Surely wiser heads than mine are laboring on this problem. But I guess I'm just not seeing that JavaScript falls short in ways that warrant changing it beyond recognition.

Tuesday, June 5, 2007

Code Modularization and CSS Queries

On his personal blog, YAHOO! front-end engineer Nicholas Zakas takes on the prevalence of the CSS query engine in client-side JavaScript libraries. The flexibility of some other quick syntax shorthand for accessing HTML elements and describing structure without using the conventional DOM methods has always appealed to me, so I wasn't sure what he was missing.

Granted, the recent proliferation of JS libraries in general (and query engines in particular) has been rather excessive, no doubt tracking a boom and bust path. I'm a fan of all of these efforts, though I wouldn't use most of them myself - they represent attempts to impose order onto the chaotic soup of client-side code that we've been dealing with since 1996. Each one - Prototype's dubious extensions to native objects, jQuery's wrapping of DOM elements and telltale method chaining, Mochikit's Python-like syntax - represents a new experiment in turning the best approximation we've ever had to a cross-OS, open-source application platform - the web browser - into the full-fledged application framework it's destined to be. Even if not all of these attempts have been useful, they've at least been instructive.

After reading his replies to comments to his post, and after an informal conversation with Joel Webber at the recent Google Developer Day, I realized that client-side techniques vary widely across organizations.

At Zillow, for example, we go to great lengths to separate our HTML, CSS, and JavaScript. Since our site is fairly complex and design-heavy, and code iterations happen with such frequency, this modularization is key to keeping sane. So we have a set of rules we follow:

  1. All pieces of client-side code have a well-defined means for interacting with each other. For CSS -> HTML, it's CSS selectors. For JS -> HTML, it's the DOM. For JS -> CSS, it's classnames. For HTML -> JS, it's the DOM events model.
  2. Do not mix HTML, CSS, and JavaScript. No inline styles, no inline event handlers, no creating elements via JavaScript.

You see where I'm going with this - HTML, CSS, and JavaScript are to exist independently of one another and "flip switches" rather than assemble by hand. For the same reason you wouldn't write code like

function makeBoldRed(el) {
    el.style.fontWeight = 'bold';
    el.style.color = 'red';
}

but rather

Element.addClass(el, CSS.ERROR_MESSAGE);

I prefer to use CSS-style selectors to fix the gap, and allow JavaScript to refer to HTML using the same syntax that its presentation counterpart does.
· · · ·
▸ **Assignment 1**
What job does the blog post give for Nicholas Zakas?
▸ **Assignment 2**
Reproduce the blog post verbatim between "Code Modularization and" and "he was missing.", inclusive.
▸ **Assignment 3**
Write a continuation of the blog post on CSS queries, starting after its final sentence.
The data below comes from a different source than the blog post.
· · · ·
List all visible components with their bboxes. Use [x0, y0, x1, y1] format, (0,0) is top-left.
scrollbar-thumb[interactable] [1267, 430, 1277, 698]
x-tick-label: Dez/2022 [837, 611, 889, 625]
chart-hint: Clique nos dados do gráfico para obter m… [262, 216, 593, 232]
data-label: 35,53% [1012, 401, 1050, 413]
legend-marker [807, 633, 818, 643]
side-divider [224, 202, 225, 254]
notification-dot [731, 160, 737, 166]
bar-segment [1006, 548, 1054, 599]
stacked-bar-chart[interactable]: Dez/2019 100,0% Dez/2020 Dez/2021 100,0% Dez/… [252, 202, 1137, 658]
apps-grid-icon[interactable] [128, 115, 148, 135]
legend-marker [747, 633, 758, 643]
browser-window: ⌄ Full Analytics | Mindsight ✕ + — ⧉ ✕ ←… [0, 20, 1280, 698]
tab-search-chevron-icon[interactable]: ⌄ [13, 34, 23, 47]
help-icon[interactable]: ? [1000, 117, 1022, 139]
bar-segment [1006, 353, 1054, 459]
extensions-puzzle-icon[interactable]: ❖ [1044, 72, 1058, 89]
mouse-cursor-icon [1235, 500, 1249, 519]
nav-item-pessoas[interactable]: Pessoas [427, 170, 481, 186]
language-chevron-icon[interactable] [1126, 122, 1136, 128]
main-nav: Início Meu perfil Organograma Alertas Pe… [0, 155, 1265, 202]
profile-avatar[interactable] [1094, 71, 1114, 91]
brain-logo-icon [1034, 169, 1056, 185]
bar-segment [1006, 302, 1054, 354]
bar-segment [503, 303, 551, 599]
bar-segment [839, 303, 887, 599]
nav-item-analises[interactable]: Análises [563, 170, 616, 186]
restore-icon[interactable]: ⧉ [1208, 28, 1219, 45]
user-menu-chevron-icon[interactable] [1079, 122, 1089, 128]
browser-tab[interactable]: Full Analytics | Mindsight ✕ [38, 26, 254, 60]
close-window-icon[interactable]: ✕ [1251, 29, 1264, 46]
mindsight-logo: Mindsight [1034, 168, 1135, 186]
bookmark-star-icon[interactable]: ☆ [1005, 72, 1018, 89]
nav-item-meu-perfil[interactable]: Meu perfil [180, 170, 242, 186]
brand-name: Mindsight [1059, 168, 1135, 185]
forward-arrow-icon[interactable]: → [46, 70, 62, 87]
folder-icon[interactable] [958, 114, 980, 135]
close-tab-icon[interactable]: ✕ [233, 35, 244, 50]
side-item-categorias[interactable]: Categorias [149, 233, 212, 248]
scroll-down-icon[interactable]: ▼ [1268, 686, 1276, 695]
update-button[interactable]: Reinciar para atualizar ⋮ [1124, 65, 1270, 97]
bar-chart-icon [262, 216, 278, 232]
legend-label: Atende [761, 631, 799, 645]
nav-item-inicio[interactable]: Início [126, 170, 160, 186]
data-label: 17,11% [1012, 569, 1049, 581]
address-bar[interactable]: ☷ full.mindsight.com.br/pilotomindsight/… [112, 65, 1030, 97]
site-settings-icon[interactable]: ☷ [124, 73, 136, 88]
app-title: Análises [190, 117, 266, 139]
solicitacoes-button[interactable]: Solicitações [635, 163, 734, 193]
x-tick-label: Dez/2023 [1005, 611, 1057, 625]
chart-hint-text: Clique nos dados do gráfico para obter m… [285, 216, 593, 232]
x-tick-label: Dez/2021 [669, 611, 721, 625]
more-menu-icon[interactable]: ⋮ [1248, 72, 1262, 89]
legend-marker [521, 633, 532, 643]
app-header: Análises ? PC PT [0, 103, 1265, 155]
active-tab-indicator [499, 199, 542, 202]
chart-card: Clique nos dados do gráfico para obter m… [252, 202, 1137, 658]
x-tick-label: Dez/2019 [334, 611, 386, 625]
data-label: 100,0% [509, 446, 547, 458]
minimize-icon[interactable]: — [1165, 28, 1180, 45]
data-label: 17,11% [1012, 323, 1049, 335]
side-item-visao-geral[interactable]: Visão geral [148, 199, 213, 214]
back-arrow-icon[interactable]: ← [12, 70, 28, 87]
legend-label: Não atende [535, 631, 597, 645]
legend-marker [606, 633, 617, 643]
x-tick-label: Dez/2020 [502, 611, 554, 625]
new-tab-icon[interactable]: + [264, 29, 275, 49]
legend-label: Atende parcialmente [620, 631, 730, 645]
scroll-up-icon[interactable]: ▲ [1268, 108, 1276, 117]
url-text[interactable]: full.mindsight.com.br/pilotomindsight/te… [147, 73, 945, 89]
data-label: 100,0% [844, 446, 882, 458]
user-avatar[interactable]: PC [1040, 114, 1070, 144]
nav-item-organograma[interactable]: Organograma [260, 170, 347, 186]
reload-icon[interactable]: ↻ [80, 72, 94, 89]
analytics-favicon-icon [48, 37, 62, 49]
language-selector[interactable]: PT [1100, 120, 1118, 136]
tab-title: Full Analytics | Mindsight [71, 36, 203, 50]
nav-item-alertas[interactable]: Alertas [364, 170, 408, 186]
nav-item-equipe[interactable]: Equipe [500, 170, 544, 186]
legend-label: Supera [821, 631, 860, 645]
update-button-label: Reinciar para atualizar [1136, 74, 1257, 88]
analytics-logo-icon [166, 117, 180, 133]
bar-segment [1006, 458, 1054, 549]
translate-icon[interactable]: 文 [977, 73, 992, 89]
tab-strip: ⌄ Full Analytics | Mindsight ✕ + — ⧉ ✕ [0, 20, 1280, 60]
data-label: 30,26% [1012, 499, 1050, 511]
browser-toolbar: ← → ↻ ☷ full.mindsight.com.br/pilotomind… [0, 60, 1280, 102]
· · · ·
▸ **Task response 1**
A YAHOO! front-end engineer.

▸ **Task response 2**
Code Modularization and CSS Queries

On his personal blog, YAHOO! front-end engineer Nicholas Zakas takes on the prevalence of the CSS query engine in client-side JavaScript libraries. The flexibility of some other quick syntax shorthand for accessing HTML elements and describing structure without using the conventional DOM methods has always appealed to me, so I wasn't sure what he was missing.

▸ **Task response 3**
However, it appears that some large companies are generating HTML through JavaScript. This can work too, but in this case your goals are going to be much different. Once you start working this way, you risk accessibility and graceful degradation. You also lose the ability to develop and test presentation-layer components independently of one another, and this can lead to a poorer design or, at the very least, longer development and testing time. Another problem is debugging; if you start permitting your script to tinker with your HTML, or if your script depends on a fixed HTML structure to function properly, design changes can lead to interminable headaches when a complex script's dynamic change to the DOM structure goes undetected.

Sure, CSS queries can be performance bottlenecks. But usually they aren't, at least not when you're using a throughly-tested engine such as are available in the major JS libraries. A minor performance hit - most query engines can perform the most complex queries in under 5 ms, depending on your machine - is a small price to pay for the flexibility of modular code.

On a side note, I was most intrigued by Joel Webber's description of the Google Web Toolkit's function: to add a compile-time step to optimize and inline JavaScript code. I can appreciate that. Certainly, a well-written compiler will be able to optimize code to a greater degree than a meticulous programmer. But why Java? Why apply this essentially alien style of programming to the client? This question remains outstanding for me.